**Direction:** Extract the full set of records, then give each one again exactly.

--- Start Material supplied ---

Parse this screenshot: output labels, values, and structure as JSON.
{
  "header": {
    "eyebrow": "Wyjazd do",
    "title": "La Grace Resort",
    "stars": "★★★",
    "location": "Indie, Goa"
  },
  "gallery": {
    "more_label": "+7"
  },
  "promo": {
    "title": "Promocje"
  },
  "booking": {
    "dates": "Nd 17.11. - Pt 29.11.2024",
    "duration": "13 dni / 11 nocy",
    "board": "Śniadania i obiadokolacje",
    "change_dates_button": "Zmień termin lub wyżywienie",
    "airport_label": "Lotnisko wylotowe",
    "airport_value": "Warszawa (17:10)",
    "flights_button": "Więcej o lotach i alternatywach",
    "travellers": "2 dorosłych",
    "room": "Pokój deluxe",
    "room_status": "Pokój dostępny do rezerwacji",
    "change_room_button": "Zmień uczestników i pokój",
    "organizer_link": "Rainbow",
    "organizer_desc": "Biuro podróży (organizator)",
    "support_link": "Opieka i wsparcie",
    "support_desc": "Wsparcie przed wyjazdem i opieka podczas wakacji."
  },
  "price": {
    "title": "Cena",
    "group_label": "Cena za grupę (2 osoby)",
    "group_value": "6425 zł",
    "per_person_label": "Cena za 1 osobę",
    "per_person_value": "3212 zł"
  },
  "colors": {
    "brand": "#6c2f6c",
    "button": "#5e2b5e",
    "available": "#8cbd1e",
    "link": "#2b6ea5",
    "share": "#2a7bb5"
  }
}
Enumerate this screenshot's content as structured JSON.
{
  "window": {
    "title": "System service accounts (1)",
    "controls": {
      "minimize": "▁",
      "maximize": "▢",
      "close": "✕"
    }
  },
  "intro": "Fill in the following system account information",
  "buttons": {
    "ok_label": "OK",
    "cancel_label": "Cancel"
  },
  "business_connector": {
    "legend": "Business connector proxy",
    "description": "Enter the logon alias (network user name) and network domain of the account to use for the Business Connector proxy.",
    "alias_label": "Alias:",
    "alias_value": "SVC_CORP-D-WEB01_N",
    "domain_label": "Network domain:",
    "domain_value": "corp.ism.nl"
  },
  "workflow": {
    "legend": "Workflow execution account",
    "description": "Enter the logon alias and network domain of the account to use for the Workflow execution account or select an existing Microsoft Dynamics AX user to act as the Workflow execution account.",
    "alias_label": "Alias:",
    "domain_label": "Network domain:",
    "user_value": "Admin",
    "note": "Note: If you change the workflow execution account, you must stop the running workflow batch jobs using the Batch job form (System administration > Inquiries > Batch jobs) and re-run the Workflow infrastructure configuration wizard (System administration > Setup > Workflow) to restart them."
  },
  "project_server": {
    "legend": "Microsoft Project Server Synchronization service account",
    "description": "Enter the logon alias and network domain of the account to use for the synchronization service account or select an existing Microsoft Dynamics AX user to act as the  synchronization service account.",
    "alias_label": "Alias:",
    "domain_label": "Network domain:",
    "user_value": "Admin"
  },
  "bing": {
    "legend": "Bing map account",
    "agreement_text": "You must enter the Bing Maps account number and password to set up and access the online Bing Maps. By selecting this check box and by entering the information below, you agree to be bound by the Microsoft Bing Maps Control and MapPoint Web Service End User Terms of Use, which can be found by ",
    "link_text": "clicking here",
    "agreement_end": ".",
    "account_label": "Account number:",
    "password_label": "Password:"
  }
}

--- End Material supplied ---

**Answer to this problem:**
Parse this screenshot: output labels, values, and structure as JSON.
{
  "header": {
    "eyebrow": "Wyjazd do",
    "title": "La Grace Resort",
    "stars": "★★★",
    "location": "Indie, Goa"
  },
  "gallery": {
    "more_label": "+7"
  },
  "promo": {
    "title": "Promocje"
  },
  "booking": {
    "dates": "Nd 17.11. - Pt 29.11.2024",
    "duration": "13 dni / 11 nocy",
    "board": "Śniadania i obiadokolacje",
    "change_dates_button": "Zmień termin lub wyżywienie",
    "airport_label": "Lotnisko wylotowe",
    "airport_value": "Warszawa (17:10)",
    "flights_button": "Więcej o lotach i alternatywach",
    "travellers": "2 dorosłych",
    "room": "Pokój deluxe",
    "room_status": "Pokój dostępny do rezerwacji",
    "change_room_button": "Zmień uczestników i pokój",
    "organizer_link": "Rainbow",
    "organizer_desc": "Biuro podróży (organizator)",
    "support_link": "Opieka i wsparcie",
    "support_desc": "Wsparcie przed wyjazdem i opieka podczas wakacji."
  },
  "price": {
    "title": "Cena",
    "group_label": "Cena za grupę (2 osoby)",
    "group_value": "6425 zł",
    "per_person_label": "Cena za 1 osobę",
    "per_person_value": "3212 zł"
  },
  "colors": {
    "brand": "#6c2f6c",
    "button": "#5e2b5e",
    "available": "#8cbd1e",
    "link": "#2b6ea5",
    "share": "#2a7bb5"
  }
}
Enumerate this screenshot's content as structured JSON.
{
  "window": {
    "title": "System service accounts (1)",
    "controls": {
      "minimize": "▁",
      "maximize": "▢",
      "close": "✕"
    }
  },
  "intro": "Fill in the following system account information",
  "buttons": {
    "ok_label": "OK",
    "cancel_label": "Cancel"
  },
  "business_connector": {
    "legend": "Business connector proxy",
    "description": "Enter the logon alias (network user name) and network domain of the account to use for the Business Connector proxy.",
    "alias_label": "Alias:",
    "alias_value": "SVC_CORP-D-WEB01_N",
    "domain_label": "Network domain:",
    "domain_value": "corp.ism.nl"
  },
  "workflow": {
    "legend": "Workflow execution account",
    "description": "Enter the logon alias and network domain of the account to use for the Workflow execution account or select an existing Microsoft Dynamics AX user to act as the Workflow execution account.",
    "alias_label": "Alias:",
    "domain_label": "Network domain:",
    "user_value": "Admin",
    "note": "Note: If you change the workflow execution account, you must stop the running workflow batch jobs using the Batch job form (System administration > Inquiries > Batch jobs) and re-run the Workflow infrastructure configuration wizard (System administration > Setup > Workflow) to restart them."
  },
  "project_server": {
    "legend": "Microsoft Project Server Synchronization service account",
    "description": "Enter the logon alias and network domain of the account to use for the synchronization service account or select an existing Microsoft Dynamics AX user to act as the  synchronization service account.",
    "alias_label": "Alias:",
    "domain_label": "Network domain:",
    "user_value": "Admin"
  },
  "bing": {
    "legend": "Bing map account",
    "agreement_text": "You must enter the Bing Maps account number and password to set up and access the online Bing Maps. By selecting this check box and by entering the information below, you agree to be bound by the Microsoft Bing Maps Control and MapPoint Web Service End User Terms of Use, which can be found by ",
    "link_text": "clicking here",
    "agreement_end": ".",
    "account_label": "Account number:",
    "password_label": "Password:"
  }
}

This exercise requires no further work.